*RECORDED INFORMATION*:

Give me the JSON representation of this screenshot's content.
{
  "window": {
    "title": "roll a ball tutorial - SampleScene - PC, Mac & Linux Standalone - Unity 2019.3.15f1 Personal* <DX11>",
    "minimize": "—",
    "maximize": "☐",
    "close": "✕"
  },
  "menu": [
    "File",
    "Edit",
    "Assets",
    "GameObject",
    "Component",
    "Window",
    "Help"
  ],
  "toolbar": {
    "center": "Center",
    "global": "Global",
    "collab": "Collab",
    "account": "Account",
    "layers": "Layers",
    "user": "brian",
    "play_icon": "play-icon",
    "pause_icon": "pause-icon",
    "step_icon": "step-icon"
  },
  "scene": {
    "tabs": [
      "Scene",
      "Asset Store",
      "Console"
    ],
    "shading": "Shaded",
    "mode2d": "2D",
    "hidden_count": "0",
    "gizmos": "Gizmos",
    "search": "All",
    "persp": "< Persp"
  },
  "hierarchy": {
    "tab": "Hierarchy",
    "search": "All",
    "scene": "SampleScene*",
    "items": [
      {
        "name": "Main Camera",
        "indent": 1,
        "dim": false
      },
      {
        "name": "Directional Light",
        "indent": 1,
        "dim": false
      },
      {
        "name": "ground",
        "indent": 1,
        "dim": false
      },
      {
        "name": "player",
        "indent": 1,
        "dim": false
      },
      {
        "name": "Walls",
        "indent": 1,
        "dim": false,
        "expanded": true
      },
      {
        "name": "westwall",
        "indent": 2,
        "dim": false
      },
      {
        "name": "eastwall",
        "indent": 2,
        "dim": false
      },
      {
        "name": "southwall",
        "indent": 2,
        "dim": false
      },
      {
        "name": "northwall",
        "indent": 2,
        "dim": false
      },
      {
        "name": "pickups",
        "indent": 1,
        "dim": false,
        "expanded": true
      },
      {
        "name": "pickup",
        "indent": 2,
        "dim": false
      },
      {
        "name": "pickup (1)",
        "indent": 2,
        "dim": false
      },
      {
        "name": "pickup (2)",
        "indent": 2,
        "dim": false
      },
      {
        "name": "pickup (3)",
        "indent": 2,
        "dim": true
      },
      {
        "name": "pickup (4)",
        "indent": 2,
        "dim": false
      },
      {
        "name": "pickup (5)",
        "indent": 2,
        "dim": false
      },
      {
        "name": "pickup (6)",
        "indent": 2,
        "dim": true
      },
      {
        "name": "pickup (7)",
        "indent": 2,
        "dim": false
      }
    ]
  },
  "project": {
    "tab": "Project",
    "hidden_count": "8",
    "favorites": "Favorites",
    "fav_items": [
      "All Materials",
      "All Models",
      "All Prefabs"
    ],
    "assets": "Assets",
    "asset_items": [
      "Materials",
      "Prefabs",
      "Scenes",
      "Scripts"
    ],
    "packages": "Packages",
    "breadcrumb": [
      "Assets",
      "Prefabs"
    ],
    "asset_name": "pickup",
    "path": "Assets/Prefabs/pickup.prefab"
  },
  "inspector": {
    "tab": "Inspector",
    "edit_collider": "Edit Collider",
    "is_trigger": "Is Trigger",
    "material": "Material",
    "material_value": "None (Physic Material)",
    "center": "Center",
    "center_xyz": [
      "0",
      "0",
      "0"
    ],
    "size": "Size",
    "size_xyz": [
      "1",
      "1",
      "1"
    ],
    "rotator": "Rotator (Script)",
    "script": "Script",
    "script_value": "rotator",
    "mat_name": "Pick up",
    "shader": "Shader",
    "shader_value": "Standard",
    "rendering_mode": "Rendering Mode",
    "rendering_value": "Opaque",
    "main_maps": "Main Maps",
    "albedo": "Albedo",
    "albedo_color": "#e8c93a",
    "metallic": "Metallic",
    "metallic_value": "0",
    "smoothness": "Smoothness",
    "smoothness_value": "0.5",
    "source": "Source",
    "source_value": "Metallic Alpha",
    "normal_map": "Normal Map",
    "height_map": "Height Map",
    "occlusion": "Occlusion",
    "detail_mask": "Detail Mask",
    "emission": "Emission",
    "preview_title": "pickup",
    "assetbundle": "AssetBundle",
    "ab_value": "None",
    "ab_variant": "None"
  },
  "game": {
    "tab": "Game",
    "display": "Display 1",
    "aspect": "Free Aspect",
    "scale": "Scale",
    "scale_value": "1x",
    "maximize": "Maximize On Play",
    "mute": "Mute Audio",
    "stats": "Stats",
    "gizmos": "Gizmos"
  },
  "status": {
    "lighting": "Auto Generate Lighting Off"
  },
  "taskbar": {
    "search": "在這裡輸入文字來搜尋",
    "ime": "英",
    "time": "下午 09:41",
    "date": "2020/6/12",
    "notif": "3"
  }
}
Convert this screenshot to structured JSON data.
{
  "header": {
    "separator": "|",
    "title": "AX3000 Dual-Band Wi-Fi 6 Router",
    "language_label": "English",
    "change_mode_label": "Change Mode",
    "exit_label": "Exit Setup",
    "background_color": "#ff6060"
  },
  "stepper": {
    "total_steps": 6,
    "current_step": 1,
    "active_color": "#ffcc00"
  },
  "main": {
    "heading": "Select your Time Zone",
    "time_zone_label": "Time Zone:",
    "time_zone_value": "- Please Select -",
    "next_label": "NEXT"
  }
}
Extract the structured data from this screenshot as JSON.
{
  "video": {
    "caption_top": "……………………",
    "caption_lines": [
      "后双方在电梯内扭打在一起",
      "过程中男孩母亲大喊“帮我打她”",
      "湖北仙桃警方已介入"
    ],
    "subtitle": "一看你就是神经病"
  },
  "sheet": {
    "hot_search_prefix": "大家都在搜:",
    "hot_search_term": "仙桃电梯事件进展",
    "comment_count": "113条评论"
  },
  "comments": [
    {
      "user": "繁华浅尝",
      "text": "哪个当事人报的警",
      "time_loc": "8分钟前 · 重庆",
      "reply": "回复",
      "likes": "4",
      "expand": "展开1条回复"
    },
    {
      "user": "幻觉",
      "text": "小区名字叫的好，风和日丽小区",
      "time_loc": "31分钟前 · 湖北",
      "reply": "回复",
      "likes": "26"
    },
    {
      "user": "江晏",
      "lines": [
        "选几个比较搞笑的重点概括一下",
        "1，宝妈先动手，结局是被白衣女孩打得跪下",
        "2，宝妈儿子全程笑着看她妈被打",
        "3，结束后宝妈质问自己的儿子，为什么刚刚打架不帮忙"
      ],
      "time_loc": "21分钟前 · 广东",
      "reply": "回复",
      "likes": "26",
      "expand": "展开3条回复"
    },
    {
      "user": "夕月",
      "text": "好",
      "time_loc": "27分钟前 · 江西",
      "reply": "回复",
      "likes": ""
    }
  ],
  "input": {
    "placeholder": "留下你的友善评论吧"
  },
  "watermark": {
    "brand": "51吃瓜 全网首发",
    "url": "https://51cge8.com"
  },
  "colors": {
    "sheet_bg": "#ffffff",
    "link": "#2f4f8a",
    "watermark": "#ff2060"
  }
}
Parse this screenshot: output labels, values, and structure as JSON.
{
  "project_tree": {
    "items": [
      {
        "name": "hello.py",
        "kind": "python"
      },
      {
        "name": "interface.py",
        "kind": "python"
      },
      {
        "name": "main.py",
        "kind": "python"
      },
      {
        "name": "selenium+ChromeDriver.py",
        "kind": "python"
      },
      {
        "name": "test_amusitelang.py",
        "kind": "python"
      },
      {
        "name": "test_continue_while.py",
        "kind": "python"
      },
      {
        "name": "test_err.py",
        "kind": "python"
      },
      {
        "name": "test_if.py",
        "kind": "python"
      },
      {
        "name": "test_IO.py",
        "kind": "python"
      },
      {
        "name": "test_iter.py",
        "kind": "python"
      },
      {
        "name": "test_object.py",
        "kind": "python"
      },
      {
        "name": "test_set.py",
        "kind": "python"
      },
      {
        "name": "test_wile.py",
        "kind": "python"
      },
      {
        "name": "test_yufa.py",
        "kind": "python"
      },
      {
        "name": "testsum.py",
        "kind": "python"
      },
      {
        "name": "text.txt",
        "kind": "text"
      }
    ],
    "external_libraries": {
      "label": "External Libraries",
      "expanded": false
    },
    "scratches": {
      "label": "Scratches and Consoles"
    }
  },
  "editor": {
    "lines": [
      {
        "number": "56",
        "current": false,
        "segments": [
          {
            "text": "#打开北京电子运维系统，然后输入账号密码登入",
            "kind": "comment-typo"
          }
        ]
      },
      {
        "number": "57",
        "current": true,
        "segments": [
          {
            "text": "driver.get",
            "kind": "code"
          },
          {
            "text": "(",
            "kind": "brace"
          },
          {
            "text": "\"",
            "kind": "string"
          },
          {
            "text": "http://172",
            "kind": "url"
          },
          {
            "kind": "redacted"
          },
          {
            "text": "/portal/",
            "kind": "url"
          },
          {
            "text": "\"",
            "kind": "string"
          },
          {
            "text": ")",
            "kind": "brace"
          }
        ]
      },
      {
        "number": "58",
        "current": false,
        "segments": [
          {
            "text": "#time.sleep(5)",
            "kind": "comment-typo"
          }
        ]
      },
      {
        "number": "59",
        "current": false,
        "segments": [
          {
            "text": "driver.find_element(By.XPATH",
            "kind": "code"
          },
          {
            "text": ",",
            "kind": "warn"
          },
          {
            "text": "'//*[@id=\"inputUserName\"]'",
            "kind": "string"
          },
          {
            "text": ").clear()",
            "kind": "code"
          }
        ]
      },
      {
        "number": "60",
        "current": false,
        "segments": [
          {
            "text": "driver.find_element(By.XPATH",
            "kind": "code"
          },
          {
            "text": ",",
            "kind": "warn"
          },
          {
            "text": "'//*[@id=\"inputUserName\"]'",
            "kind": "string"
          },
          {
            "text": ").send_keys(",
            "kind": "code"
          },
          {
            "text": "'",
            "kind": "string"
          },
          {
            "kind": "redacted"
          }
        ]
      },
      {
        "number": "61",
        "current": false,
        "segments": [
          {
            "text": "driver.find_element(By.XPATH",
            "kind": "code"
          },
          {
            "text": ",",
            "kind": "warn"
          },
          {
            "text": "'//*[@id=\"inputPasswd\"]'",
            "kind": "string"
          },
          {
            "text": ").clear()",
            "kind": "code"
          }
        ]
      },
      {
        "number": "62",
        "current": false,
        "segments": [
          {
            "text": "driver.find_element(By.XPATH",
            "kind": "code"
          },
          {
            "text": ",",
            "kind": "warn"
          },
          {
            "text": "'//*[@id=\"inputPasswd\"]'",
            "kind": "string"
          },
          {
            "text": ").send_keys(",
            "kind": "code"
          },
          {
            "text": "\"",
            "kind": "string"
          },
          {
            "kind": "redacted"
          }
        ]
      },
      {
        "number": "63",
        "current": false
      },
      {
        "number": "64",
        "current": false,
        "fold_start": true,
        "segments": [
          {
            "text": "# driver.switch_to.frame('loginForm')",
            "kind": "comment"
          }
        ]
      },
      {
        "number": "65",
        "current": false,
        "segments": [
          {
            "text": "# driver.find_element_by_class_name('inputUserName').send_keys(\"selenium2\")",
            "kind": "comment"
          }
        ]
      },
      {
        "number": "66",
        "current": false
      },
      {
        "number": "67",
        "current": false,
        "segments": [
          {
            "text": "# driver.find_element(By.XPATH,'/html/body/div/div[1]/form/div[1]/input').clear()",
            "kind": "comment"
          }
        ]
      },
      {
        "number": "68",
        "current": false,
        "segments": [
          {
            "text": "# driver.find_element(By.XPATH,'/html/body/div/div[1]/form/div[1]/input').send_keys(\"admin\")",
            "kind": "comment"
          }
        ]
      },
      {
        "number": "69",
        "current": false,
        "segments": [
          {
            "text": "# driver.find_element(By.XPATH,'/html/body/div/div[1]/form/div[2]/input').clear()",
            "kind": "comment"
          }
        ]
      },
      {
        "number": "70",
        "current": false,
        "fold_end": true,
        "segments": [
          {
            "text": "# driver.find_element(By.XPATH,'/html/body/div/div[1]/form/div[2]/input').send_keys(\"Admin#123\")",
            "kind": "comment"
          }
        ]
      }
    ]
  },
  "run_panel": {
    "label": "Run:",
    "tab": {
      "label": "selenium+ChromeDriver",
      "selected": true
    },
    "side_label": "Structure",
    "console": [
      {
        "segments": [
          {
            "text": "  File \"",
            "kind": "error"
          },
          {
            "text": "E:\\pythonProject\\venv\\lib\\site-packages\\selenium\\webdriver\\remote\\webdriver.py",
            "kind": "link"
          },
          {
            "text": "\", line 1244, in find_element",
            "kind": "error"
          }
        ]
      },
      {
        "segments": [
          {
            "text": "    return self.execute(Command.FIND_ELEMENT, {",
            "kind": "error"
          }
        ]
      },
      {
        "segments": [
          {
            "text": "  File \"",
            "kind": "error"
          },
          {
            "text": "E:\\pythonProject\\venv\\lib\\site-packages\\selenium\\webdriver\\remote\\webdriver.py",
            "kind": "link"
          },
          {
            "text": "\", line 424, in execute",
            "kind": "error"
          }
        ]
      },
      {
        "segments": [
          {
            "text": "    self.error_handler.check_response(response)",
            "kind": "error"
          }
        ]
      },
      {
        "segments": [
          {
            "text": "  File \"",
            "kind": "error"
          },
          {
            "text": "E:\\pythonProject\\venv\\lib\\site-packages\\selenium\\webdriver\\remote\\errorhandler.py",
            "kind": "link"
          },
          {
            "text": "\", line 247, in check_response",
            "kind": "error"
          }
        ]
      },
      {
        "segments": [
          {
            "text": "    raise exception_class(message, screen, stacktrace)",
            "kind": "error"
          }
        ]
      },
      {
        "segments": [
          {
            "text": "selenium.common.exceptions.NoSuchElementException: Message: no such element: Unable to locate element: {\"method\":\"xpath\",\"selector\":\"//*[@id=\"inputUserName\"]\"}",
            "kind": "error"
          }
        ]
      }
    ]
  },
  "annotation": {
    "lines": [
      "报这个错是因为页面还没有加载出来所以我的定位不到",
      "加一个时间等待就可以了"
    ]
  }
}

*WHAT YOU SHOULD DO*:
Copy each line of the data that contains the word "true".

*EXERCISE ANSWER*:
        "expanded": true
        "expanded": true
        "dim": true
        "dim": true
        "current": true,
        "fold_start": true,
        "fold_end": true,
      "selected": true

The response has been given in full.